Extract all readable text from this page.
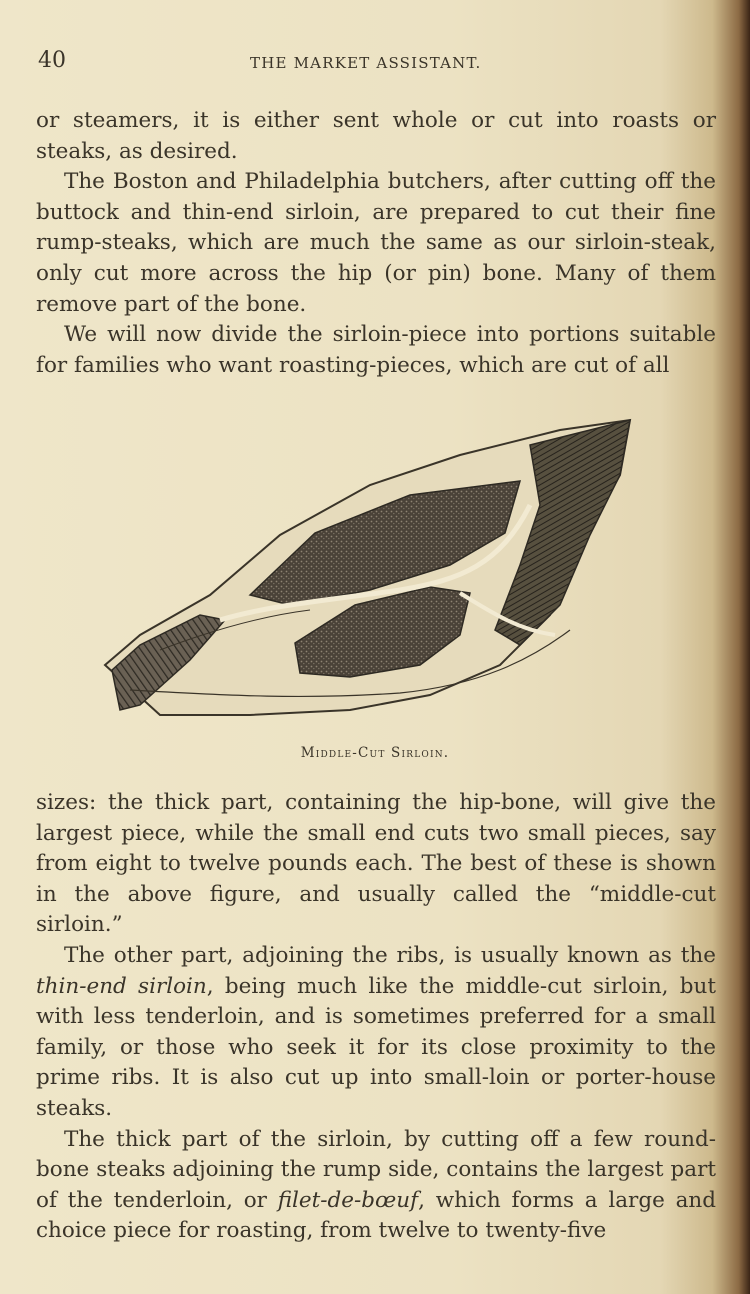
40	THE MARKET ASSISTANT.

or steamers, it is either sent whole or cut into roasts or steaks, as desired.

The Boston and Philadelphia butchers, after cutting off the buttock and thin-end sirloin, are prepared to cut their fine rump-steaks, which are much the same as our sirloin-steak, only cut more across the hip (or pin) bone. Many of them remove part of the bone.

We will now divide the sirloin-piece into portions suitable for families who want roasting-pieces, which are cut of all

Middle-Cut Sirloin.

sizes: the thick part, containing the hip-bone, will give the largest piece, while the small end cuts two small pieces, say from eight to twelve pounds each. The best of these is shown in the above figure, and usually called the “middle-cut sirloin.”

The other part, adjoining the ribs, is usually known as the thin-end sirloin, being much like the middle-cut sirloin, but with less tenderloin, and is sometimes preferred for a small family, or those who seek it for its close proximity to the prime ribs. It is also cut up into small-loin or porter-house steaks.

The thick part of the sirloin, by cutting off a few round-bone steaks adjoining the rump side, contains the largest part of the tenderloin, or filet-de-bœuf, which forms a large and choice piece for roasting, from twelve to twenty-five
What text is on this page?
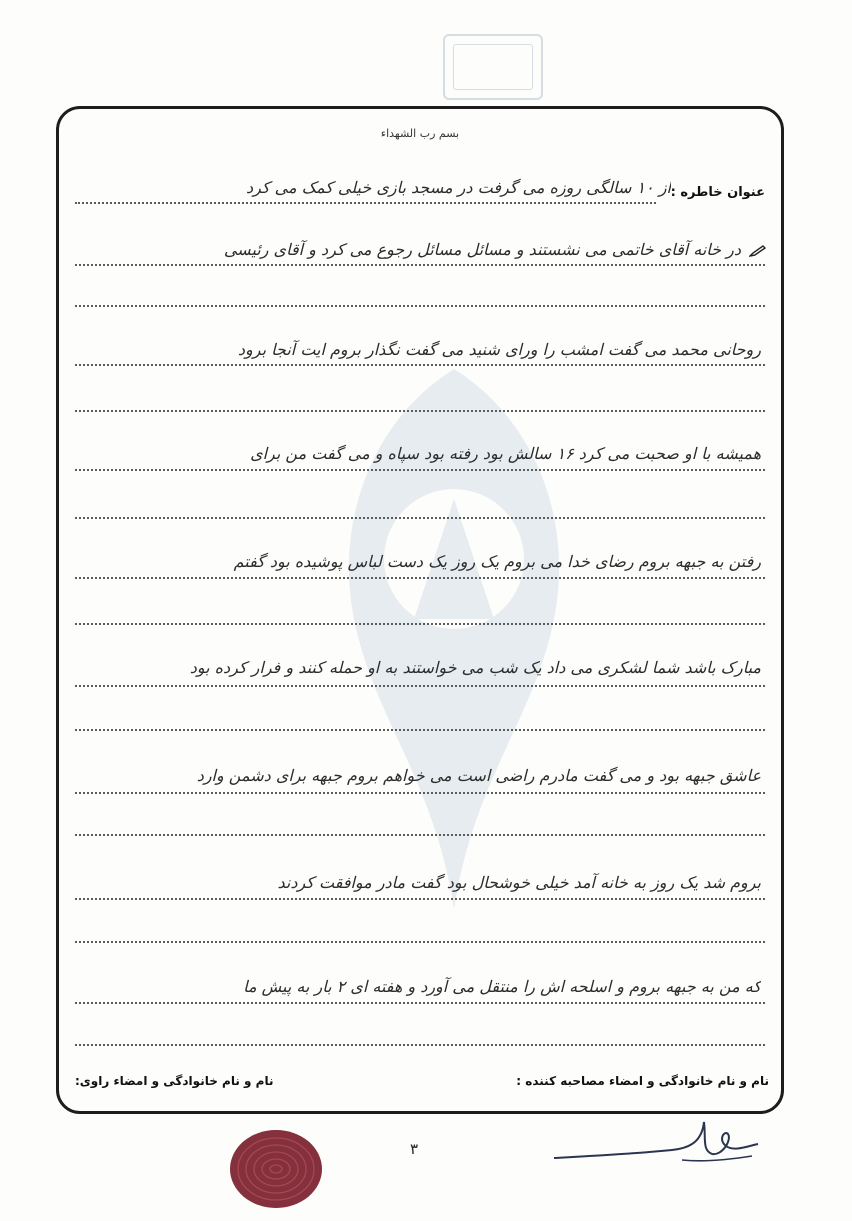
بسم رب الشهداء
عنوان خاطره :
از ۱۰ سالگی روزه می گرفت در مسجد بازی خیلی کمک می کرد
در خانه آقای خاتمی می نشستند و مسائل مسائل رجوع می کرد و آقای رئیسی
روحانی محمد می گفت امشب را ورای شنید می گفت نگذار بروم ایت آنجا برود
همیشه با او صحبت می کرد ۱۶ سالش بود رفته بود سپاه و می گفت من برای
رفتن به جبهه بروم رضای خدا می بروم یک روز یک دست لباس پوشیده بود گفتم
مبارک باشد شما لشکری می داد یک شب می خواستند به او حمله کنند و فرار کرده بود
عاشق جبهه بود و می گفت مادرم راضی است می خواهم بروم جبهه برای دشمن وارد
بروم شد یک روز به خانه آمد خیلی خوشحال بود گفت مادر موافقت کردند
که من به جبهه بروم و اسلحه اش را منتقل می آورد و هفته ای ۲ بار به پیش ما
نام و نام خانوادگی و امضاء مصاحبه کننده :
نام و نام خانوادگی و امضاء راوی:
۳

□ □ □

■ **Short exercise**
Write out every entry again word for word, without any of the pictures.

■ **Finished task**
Extract all readable text from this page.
40	THE MARKET ASSISTANT.

or steamers, it is either sent whole or cut into roasts or steaks, as desired.

The Boston and Philadelphia butchers, after cutting off the buttock and thin-end sirloin, are prepared to cut their fine rump-steaks, which are much the same as our sirloin-steak, only cut more across the hip (or pin) bone. Many of them remove part of the bone.

We will now divide the sirloin-piece into portions suitable for families who want roasting-pieces, which are cut of all

Middle-Cut Sirloin.

sizes: the thick part, containing the hip-bone, will give the largest piece, while the small end cuts two small pieces, say from eight to twelve pounds each. The best of these is shown in the above figure, and usually called the “middle-cut sirloin.”

The other part, adjoining the ribs, is usually known as the thin-end sirloin, being much like the middle-cut sirloin, but with less tenderloin, and is sometimes preferred for a small family, or those who seek it for its close proximity to the prime ribs. It is also cut up into small-loin or porter-house steaks.

The thick part of the sirloin, by cutting off a few round-bone steaks adjoining the rump side, contains the largest part of the tenderloin, or filet-de-bœuf, which forms a large and choice piece for roasting, from twelve to twenty-five
What text is on this page?
بسم رب الشهداء
عنوان خاطره :
از ۱۰ سالگی روزه می گرفت در مسجد بازی خیلی کمک می کرد
در خانه آقای خاتمی می نشستند و مسائل مسائل رجوع می کرد و آقای رئیسی
روحانی محمد می گفت امشب را ورای شنید می گفت نگذار بروم ایت آنجا برود
همیشه با او صحبت می کرد ۱۶ سالش بود رفته بود سپاه و می گفت من برای
رفتن به جبهه بروم رضای خدا می بروم یک روز یک دست لباس پوشیده بود گفتم
مبارک باشد شما لشکری می داد یک شب می خواستند به او حمله کنند و فرار کرده بود
عاشق جبهه بود و می گفت مادرم راضی است می خواهم بروم جبهه برای دشمن وارد
بروم شد یک روز به خانه آمد خیلی خوشحال بود گفت مادر موافقت کردند
که من به جبهه بروم و اسلحه اش را منتقل می آورد و هفته ای ۲ بار به پیش ما
نام و نام خانوادگی و امضاء مصاحبه کننده :
نام و نام خانوادگی و امضاء راوی:
۳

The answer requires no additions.